----- RECORDS SUPPLIED
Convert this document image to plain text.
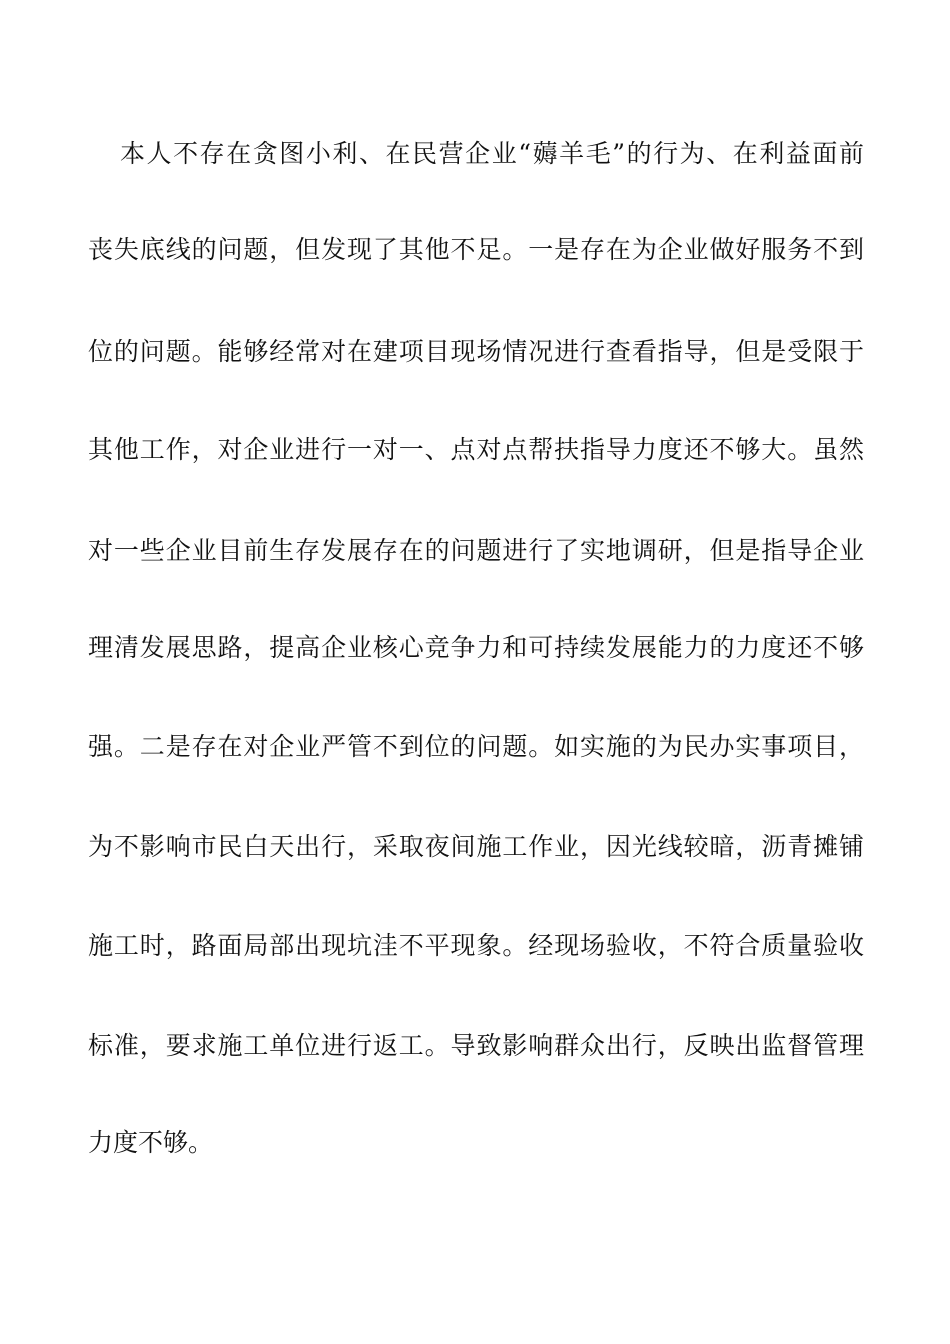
本人不存在贪图小利、在民营企业“薅羊毛”的行为、在利益面前
丧失底线的问题，但发现了其他不足。一是存在为企业做好服务不到
位的问题。能够经常对在建项目现场情况进行查看指导，但是受限于
其他工作，对企业进行一对一、点对点帮扶指导力度还不够大。虽然
对一些企业目前生存发展存在的问题进行了实地调研，但是指导企业
理清发展思路，提高企业核心竞争力和可持续发展能力的力度还不够
强。二是存在对企业严管不到位的问题。如实施的为民办实事项目，
为不影响市民白天出行，采取夜间施工作业，因光线较暗，沥青摊铺
施工时，路面局部出现坑洼不平现象。经现场验收，不符合质量验收
标准，要求施工单位进行返工。导致影响群众出行，反映出监督管理
力度不够。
----------
DIRECTIVE
Reproduce the material above in full, exactly, with no images.

TASK RESPONSE
Convert this document image to plain text.
本人不存在贪图小利、在民营企业“薅羊毛”的行为、在利益面前
丧失底线的问题，但发现了其他不足。一是存在为企业做好服务不到
位的问题。能够经常对在建项目现场情况进行查看指导，但是受限于
其他工作，对企业进行一对一、点对点帮扶指导力度还不够大。虽然
对一些企业目前生存发展存在的问题进行了实地调研，但是指导企业
理清发展思路，提高企业核心竞争力和可持续发展能力的力度还不够
强。二是存在对企业严管不到位的问题。如实施的为民办实事项目，
为不影响市民白天出行，采取夜间施工作业，因光线较暗，沥青摊铺
施工时，路面局部出现坑洼不平现象。经现场验收，不符合质量验收
标准，要求施工单位进行返工。导致影响群众出行，反映出监督管理
力度不够。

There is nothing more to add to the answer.